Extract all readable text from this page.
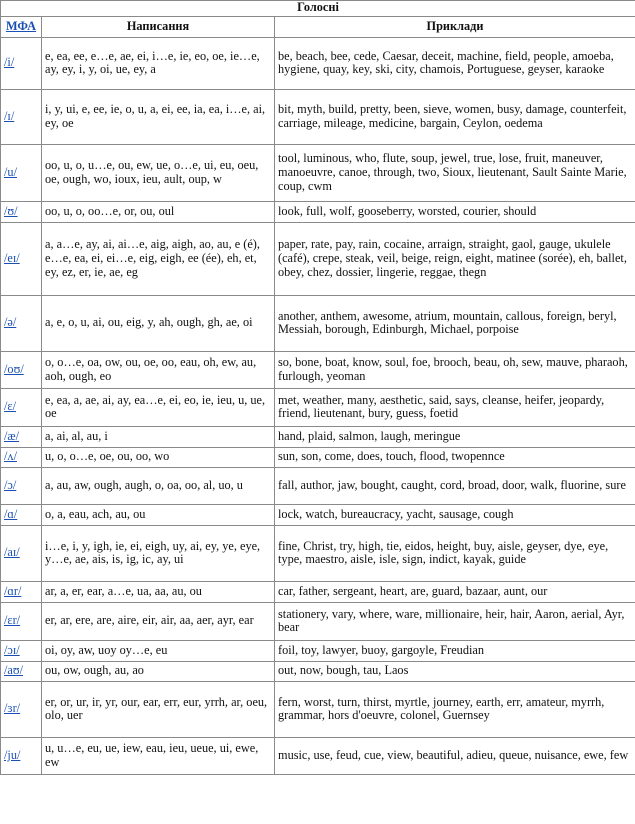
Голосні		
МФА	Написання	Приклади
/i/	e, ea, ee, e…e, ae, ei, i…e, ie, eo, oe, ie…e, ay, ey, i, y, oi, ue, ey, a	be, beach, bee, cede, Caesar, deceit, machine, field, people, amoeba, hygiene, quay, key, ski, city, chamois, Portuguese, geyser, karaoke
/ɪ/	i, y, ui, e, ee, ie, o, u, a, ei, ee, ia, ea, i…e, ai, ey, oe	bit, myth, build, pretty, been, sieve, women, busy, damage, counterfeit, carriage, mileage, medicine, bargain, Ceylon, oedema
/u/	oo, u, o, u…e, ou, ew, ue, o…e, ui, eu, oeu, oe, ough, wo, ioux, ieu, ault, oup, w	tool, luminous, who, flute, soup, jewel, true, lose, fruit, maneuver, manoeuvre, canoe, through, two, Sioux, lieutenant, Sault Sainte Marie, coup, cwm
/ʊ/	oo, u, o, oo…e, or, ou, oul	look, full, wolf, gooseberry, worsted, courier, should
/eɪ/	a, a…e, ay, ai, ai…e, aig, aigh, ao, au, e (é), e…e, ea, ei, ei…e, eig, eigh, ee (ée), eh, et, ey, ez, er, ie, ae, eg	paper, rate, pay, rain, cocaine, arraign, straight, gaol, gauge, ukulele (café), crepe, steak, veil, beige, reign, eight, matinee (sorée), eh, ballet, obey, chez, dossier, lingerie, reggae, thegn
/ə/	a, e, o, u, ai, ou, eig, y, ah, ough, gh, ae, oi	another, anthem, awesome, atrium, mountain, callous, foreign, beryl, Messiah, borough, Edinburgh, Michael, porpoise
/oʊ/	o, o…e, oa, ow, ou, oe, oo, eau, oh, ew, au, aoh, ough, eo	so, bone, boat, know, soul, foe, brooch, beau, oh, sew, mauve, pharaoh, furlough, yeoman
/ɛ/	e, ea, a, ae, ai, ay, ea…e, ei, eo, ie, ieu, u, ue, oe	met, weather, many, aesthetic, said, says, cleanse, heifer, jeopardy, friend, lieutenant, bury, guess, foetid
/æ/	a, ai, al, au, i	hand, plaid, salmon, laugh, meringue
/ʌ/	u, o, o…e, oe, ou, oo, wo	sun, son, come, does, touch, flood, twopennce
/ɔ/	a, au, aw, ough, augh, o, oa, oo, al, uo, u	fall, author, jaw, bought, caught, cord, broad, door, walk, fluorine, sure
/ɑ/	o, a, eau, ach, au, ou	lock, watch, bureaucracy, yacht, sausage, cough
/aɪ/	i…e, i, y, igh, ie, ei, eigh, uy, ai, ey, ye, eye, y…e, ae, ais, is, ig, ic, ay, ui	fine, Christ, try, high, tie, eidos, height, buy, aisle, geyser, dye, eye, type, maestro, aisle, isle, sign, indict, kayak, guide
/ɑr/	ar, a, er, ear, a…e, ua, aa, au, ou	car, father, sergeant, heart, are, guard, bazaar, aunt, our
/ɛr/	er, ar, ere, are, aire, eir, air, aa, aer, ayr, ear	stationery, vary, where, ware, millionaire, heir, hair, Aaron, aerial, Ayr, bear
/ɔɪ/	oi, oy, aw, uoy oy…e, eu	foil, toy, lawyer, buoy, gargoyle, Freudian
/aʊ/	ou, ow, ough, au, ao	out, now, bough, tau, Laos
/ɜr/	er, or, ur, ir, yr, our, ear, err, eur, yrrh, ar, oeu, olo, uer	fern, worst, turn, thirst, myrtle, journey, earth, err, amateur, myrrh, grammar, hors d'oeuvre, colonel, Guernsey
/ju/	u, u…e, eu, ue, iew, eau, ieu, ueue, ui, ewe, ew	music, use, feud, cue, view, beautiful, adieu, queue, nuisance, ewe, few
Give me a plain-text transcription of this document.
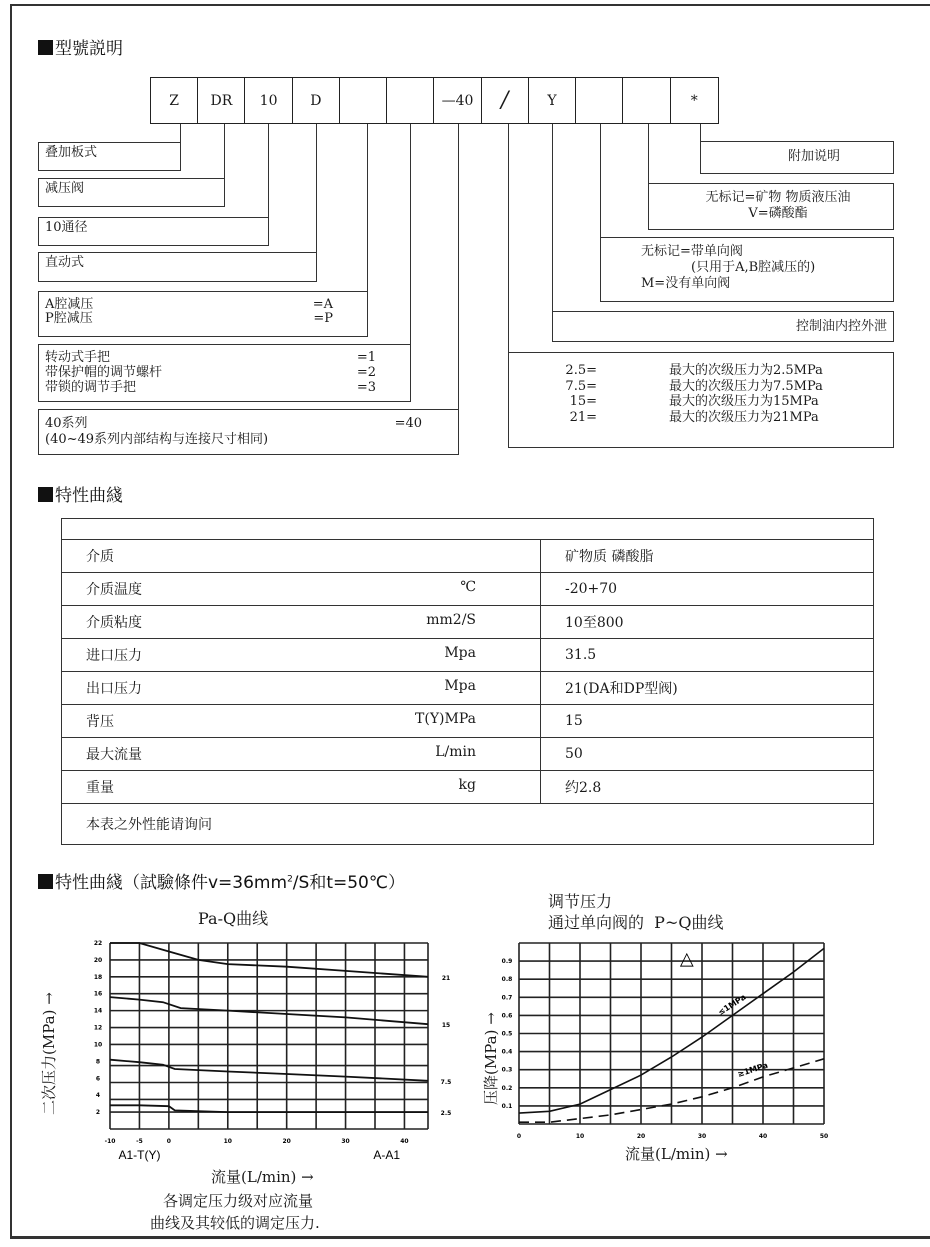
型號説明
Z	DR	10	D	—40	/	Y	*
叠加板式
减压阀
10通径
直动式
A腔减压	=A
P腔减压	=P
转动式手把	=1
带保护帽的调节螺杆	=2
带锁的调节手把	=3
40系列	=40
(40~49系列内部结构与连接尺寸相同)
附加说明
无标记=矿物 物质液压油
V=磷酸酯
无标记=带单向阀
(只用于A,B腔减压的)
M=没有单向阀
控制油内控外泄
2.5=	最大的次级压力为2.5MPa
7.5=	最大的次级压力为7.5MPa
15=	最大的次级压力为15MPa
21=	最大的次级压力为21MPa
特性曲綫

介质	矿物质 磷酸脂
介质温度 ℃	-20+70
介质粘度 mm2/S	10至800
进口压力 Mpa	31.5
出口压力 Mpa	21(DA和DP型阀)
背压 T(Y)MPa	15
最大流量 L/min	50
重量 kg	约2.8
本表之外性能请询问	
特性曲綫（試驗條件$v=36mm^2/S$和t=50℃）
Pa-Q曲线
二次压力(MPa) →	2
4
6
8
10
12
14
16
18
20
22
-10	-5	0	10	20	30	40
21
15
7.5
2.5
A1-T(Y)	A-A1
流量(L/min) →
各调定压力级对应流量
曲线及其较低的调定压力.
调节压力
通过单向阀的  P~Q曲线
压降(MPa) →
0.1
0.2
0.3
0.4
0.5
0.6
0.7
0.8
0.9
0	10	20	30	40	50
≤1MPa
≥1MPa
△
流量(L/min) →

--

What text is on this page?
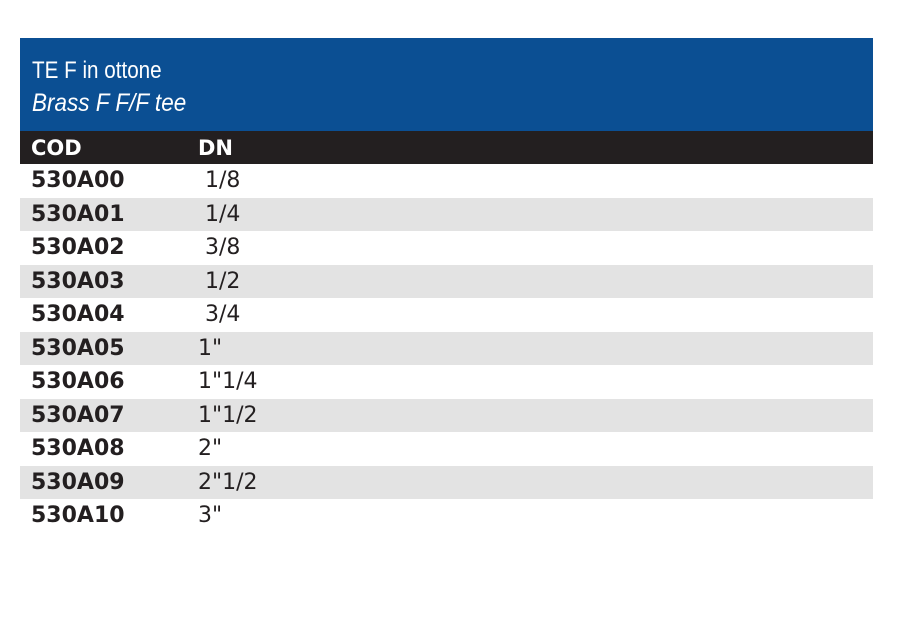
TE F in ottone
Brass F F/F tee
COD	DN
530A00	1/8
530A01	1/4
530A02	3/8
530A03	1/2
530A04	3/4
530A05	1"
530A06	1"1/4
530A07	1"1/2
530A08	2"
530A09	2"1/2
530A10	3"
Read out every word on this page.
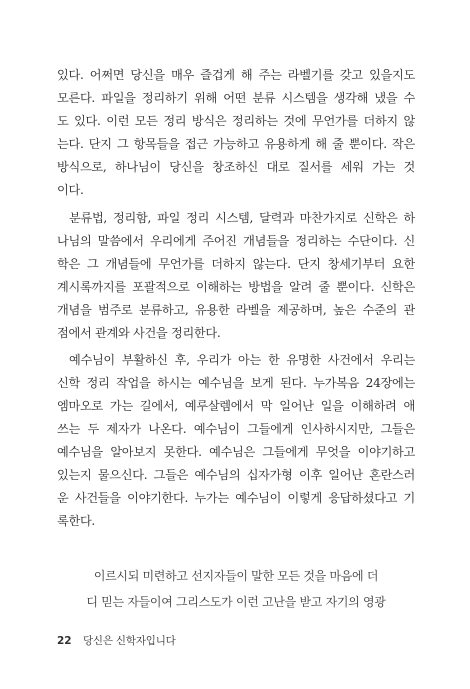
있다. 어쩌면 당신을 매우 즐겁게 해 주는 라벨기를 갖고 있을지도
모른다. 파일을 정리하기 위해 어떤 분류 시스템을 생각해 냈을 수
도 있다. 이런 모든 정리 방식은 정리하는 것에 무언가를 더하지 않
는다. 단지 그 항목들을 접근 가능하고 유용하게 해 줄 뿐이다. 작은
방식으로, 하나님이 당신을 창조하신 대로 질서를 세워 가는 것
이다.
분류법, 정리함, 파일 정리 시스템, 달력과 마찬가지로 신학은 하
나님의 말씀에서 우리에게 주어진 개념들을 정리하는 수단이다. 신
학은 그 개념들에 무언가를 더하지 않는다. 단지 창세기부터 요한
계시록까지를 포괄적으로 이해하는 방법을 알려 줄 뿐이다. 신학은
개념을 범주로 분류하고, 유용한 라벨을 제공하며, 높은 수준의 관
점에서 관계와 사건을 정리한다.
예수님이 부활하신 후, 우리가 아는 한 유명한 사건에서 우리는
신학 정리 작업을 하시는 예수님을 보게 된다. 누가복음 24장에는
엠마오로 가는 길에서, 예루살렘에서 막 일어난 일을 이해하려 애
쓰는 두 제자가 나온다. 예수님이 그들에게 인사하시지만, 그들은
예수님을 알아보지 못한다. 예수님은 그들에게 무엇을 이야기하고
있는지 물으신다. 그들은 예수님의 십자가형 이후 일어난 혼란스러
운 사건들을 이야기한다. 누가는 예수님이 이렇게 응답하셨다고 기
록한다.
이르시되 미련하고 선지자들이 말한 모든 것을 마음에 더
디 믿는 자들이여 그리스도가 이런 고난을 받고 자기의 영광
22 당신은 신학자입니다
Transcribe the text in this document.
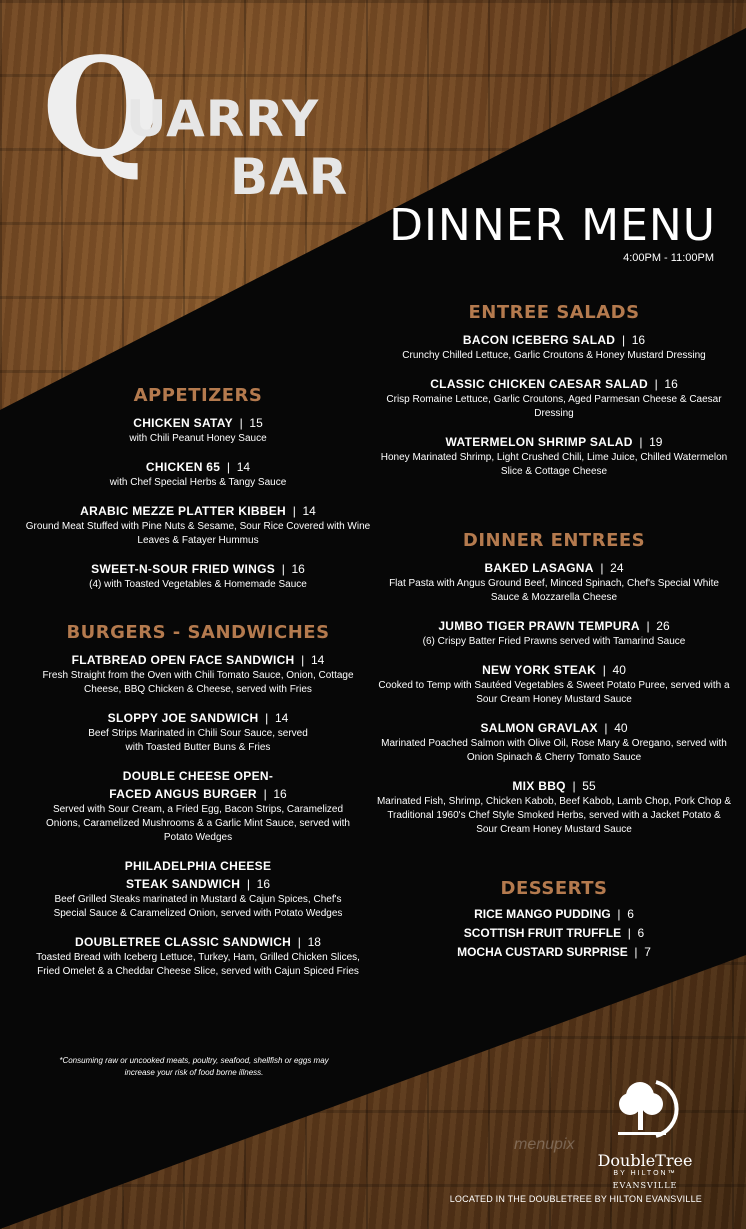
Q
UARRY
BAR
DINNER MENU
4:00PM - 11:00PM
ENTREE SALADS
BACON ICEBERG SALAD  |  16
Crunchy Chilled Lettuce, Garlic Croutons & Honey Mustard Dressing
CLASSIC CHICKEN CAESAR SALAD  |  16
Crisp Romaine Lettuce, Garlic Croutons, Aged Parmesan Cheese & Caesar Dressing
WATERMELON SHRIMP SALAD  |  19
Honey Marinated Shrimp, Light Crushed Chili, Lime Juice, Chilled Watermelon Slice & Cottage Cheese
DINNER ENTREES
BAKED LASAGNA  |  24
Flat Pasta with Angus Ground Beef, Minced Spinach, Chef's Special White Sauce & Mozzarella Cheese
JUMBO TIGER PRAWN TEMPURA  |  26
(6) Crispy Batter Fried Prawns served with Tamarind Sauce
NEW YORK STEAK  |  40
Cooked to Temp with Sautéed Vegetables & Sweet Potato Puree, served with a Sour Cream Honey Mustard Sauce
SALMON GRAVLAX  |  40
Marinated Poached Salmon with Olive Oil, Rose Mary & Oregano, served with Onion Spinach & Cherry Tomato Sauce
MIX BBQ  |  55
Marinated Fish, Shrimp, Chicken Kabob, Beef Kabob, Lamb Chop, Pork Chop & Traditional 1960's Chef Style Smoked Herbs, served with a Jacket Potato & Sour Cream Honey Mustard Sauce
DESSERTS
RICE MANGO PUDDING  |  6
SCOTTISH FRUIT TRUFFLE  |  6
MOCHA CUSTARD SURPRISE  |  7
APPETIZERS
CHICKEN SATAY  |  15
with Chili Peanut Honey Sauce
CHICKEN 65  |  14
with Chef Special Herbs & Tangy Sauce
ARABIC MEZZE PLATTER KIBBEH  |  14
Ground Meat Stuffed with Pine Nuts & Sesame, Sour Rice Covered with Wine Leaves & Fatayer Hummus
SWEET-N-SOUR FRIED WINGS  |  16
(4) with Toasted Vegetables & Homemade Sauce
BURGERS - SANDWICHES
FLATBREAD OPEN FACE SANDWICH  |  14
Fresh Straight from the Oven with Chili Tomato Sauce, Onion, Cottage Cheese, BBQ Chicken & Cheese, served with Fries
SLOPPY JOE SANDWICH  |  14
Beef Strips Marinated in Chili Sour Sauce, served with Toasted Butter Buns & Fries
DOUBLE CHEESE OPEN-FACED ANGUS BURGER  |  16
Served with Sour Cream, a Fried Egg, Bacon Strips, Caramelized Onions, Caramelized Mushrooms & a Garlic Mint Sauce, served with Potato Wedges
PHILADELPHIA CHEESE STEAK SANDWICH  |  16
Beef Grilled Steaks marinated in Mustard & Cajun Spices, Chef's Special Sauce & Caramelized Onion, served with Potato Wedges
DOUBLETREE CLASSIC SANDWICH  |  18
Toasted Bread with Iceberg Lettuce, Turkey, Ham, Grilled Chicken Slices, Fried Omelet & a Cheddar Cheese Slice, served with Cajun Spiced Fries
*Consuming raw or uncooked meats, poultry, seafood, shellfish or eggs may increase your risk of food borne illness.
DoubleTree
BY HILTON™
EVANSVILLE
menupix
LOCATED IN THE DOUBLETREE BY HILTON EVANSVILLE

§ **Stated task**:
In the records above, find each line holding "page" and copy it.

§ **Response below**:
Extract all readable text from this page.
What text is on this page?
Read out every word on this page.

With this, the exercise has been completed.